▶ _Exercise task_: Please change every "menu-item" in the lines below to "context-menu-entry" and leave everything else as it is.

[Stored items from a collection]
====================
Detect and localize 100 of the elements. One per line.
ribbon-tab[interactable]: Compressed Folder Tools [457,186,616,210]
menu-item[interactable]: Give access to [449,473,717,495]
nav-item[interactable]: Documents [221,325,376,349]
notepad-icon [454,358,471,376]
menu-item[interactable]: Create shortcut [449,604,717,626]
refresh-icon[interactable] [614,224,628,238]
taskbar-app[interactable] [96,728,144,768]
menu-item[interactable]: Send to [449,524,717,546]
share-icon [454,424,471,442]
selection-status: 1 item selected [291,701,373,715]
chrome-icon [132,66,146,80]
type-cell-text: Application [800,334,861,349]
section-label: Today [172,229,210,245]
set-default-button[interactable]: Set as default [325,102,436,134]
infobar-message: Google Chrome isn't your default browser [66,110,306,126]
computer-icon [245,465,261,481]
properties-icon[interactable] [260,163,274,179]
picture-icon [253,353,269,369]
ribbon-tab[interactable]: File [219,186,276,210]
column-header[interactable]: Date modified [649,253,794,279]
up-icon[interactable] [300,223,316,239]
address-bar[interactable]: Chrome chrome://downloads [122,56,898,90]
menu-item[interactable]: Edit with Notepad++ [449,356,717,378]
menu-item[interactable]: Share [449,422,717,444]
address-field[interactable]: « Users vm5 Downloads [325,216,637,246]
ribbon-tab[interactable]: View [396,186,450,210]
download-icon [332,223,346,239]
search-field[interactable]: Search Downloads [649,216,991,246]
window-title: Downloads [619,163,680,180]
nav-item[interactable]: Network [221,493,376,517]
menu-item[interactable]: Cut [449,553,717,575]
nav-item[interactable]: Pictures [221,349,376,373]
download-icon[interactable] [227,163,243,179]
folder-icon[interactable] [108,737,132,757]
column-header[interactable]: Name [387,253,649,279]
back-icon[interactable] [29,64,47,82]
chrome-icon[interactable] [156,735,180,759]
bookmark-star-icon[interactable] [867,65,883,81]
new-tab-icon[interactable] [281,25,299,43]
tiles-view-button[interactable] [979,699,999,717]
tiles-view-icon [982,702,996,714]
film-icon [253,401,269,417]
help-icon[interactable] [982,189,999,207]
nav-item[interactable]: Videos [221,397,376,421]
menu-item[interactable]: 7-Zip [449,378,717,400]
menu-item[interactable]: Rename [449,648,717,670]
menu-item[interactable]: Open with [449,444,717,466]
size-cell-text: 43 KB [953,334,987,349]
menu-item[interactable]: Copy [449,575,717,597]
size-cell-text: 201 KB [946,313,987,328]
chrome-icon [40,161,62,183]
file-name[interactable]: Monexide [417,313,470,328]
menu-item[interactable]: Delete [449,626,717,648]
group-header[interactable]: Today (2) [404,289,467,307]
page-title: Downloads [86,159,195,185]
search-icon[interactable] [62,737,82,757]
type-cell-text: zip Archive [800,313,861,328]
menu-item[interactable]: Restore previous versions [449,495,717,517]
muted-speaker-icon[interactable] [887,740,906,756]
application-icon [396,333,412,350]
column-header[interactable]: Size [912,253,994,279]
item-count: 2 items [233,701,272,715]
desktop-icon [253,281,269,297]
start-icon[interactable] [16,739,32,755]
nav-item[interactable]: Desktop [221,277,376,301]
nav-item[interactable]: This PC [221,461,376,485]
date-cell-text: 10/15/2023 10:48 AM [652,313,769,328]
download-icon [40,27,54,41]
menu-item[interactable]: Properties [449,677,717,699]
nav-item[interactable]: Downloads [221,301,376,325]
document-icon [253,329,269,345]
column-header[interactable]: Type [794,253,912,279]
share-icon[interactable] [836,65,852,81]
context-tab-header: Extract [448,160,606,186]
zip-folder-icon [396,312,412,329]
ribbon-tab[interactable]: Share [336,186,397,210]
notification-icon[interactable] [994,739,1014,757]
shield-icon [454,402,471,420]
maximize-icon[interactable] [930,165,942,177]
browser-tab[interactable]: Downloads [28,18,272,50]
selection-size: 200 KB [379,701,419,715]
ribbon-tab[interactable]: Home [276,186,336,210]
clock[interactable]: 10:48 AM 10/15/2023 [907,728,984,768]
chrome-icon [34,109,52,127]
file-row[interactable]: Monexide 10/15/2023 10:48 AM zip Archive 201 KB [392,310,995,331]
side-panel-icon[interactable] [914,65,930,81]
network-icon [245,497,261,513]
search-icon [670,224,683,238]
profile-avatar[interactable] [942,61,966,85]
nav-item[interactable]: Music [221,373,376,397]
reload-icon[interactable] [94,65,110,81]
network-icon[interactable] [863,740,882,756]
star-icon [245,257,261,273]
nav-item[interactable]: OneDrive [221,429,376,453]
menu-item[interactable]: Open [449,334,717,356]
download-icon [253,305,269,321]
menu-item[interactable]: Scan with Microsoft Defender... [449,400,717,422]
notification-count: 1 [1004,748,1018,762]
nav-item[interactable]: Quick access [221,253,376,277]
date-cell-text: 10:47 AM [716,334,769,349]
====================
▶ _Answer below_:
Detect and localize 100 of the elements. One per line.
ribbon-tab[interactable]: Compressed Folder Tools [457,186,616,210]
context-menu-entry[interactable]: Give access to [449,473,717,495]
nav-item[interactable]: Documents [221,325,376,349]
notepad-icon [454,358,471,376]
context-menu-entry[interactable]: Create shortcut [449,604,717,626]
refresh-icon[interactable] [614,224,628,238]
taskbar-app[interactable] [96,728,144,768]
context-menu-entry[interactable]: Send to [449,524,717,546]
share-icon [454,424,471,442]
selection-status: 1 item selected [291,701,373,715]
chrome-icon [132,66,146,80]
type-cell-text: Application [800,334,861,349]
section-label: Today [172,229,210,245]
set-default-button[interactable]: Set as default [325,102,436,134]
infobar-message: Google Chrome isn't your default browser [66,110,306,126]
computer-icon [245,465,261,481]
properties-icon[interactable] [260,163,274,179]
picture-icon [253,353,269,369]
ribbon-tab[interactable]: File [219,186,276,210]
column-header[interactable]: Date modified [649,253,794,279]
up-icon[interactable] [300,223,316,239]
address-bar[interactable]: Chrome chrome://downloads [122,56,898,90]
context-menu-entry[interactable]: Edit with Notepad++ [449,356,717,378]
context-menu-entry[interactable]: Share [449,422,717,444]
address-field[interactable]: « Users vm5 Downloads [325,216,637,246]
ribbon-tab[interactable]: View [396,186,450,210]
download-icon [332,223,346,239]
search-field[interactable]: Search Downloads [649,216,991,246]
window-title: Downloads [619,163,680,180]
nav-item[interactable]: Network [221,493,376,517]
context-menu-entry[interactable]: Cut [449,553,717,575]
nav-item[interactable]: Pictures [221,349,376,373]
download-icon[interactable] [227,163,243,179]
folder-icon[interactable] [108,737,132,757]
column-header[interactable]: Name [387,253,649,279]
back-icon[interactable] [29,64,47,82]
chrome-icon[interactable] [156,735,180,759]
bookmark-star-icon[interactable] [867,65,883,81]
new-tab-icon[interactable] [281,25,299,43]
tiles-view-button[interactable] [979,699,999,717]
tiles-view-icon [982,702,996,714]
film-icon [253,401,269,417]
help-icon[interactable] [982,189,999,207]
nav-item[interactable]: Videos [221,397,376,421]
context-menu-entry[interactable]: 7-Zip [449,378,717,400]
context-menu-entry[interactable]: Rename [449,648,717,670]
context-menu-entry[interactable]: Open with [449,444,717,466]
size-cell-text: 43 KB [953,334,987,349]
context-menu-entry[interactable]: Copy [449,575,717,597]
size-cell-text: 201 KB [946,313,987,328]
chrome-icon [40,161,62,183]
file-name[interactable]: Monexide [417,313,470,328]
context-menu-entry[interactable]: Delete [449,626,717,648]
group-header[interactable]: Today (2) [404,289,467,307]
page-title: Downloads [86,159,195,185]
search-icon[interactable] [62,737,82,757]
type-cell-text: zip Archive [800,313,861,328]
context-menu-entry[interactable]: Restore previous versions [449,495,717,517]
muted-speaker-icon[interactable] [887,740,906,756]
application-icon [396,333,412,350]
column-header[interactable]: Size [912,253,994,279]
item-count: 2 items [233,701,272,715]
desktop-icon [253,281,269,297]
start-icon[interactable] [16,739,32,755]
nav-item[interactable]: Desktop [221,277,376,301]
nav-item[interactable]: This PC [221,461,376,485]
date-cell-text: 10/15/2023 10:48 AM [652,313,769,328]
download-icon [40,27,54,41]
context-menu-entry[interactable]: Properties [449,677,717,699]
nav-item[interactable]: Downloads [221,301,376,325]
document-icon [253,329,269,345]
column-header[interactable]: Type [794,253,912,279]
share-icon[interactable] [836,65,852,81]
context-tab-header: Extract [448,160,606,186]
zip-folder-icon [396,312,412,329]
ribbon-tab[interactable]: Share [336,186,397,210]
notification-icon[interactable] [994,739,1014,757]
shield-icon [454,402,471,420]
maximize-icon[interactable] [930,165,942,177]
browser-tab[interactable]: Downloads [28,18,272,50]
selection-size: 200 KB [379,701,419,715]
ribbon-tab[interactable]: Home [276,186,336,210]
clock[interactable]: 10:48 AM 10/15/2023 [907,728,984,768]
chrome-icon [34,109,52,127]
file-row[interactable]: Monexide 10/15/2023 10:48 AM zip Archive 201 KB [392,310,995,331]
side-panel-icon[interactable] [914,65,930,81]
network-icon [245,497,261,513]
search-icon [670,224,683,238]
profile-avatar[interactable] [942,61,966,85]
nav-item[interactable]: Music [221,373,376,397]
reload-icon[interactable] [94,65,110,81]
network-icon[interactable] [863,740,882,756]
star-icon [245,257,261,273]
nav-item[interactable]: OneDrive [221,429,376,453]
context-menu-entry[interactable]: Open [449,334,717,356]
download-icon [253,305,269,321]
context-menu-entry[interactable]: Scan with Microsoft Defender... [449,400,717,422]
notification-count: 1 [1004,748,1018,762]
nav-item[interactable]: Quick access [221,253,376,277]
date-cell-text: 10:47 AM [716,334,769,349]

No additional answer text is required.